Wetenschappelijke theorieën en aanleiding onderzoek Basis voor ons onderzoek vormen diverse wetenschappelijke theorieën. Eveneens is het onderzoek naar aanleiding van de uitkomsten van het Belevingsonderzoek van het Duitslandinstituut Amsterdam tot stand gekomen. Vooraf willen we op het verschil wijzen tussen het verwerven van een taal in een natuurlijke of authentieke omgeving en een nagemaakte, nagebootste leersituatie. ‘Natuurlijk’ is het om een taal of tweede taal in een dagelijkse omgeving te leren. Het proces van taalverwerving in de situatie van een les binnen het klaslokaal is ‘onnatuurlijk’. Het is belangrijk dit hier te benoemen omdat de docent zich eigenlijk in een kunstmatige, complexe situatie bevindt waarbinnen hij een natuurlijk proces van taalverwerving moet nabootsen, dan wel creëren.

■ Doel
Beantwoord aan de hand van het artikel de volgende vragen.
(a) Naar aanleiding van de uitkomsten van welk onderzoek is het onderzoek mede tot stand gekomen?
(b) Wat noemt het artikel 'natuurlijk' bij het leren van een taal?
(c) In wat voor situatie bevindt de docent zich volgens het artikel?

(Verzamelde gegevens)
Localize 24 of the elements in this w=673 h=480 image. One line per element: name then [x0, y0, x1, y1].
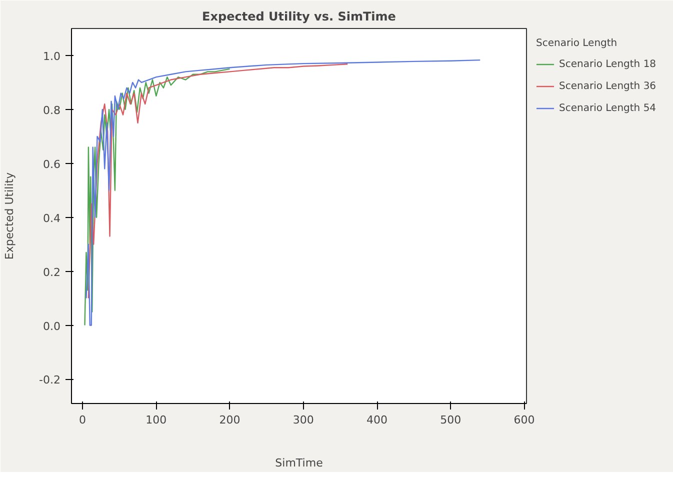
legend-label: Scenario Length 36: [559, 80, 656, 92]
x-axis-title: SimTime: [275, 456, 324, 470]
x-tick-label: 100: [146, 414, 167, 426]
legend-label: Scenario Length 54: [559, 102, 656, 114]
x-tick-label: 500: [440, 414, 462, 426]
y-tick-label: -0.2: [39, 374, 61, 387]
line-series: [88, 64, 348, 299]
x-tick-label: 0: [79, 414, 86, 426]
y-tick-label: 0.0: [43, 320, 61, 333]
chart-title: Expected Utility vs. SimTime: [202, 10, 396, 24]
line-series: [86, 59, 481, 326]
x-tick-label: 600: [514, 414, 535, 426]
legend-label: Scenario Length 18: [559, 58, 656, 70]
y-tick-label: 0.8: [43, 104, 61, 117]
y-axis-title: Expected Utility: [3, 172, 16, 260]
y-tick-label: 0.4: [43, 212, 61, 225]
y-tick-label: 0.6: [43, 158, 61, 171]
line-series: [84, 68, 230, 326]
x-tick-label: 400: [366, 414, 388, 426]
y-tick-label: 0.2: [43, 266, 61, 279]
x-tick-label: 300: [292, 414, 314, 426]
legend-title: Scenario Length: [536, 38, 618, 49]
x-tick-label: 200: [219, 414, 240, 426]
y-tick-label: 1.0: [43, 50, 61, 63]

■ Schriftelijk antwoord
(a) Het Belevingsonderzoek van het Duitslandinstituut Amsterdam.
(b) Een taal of tweede taal in een dagelijkse omgeving leren.
(c) In een kunstmatige, complexe situatie.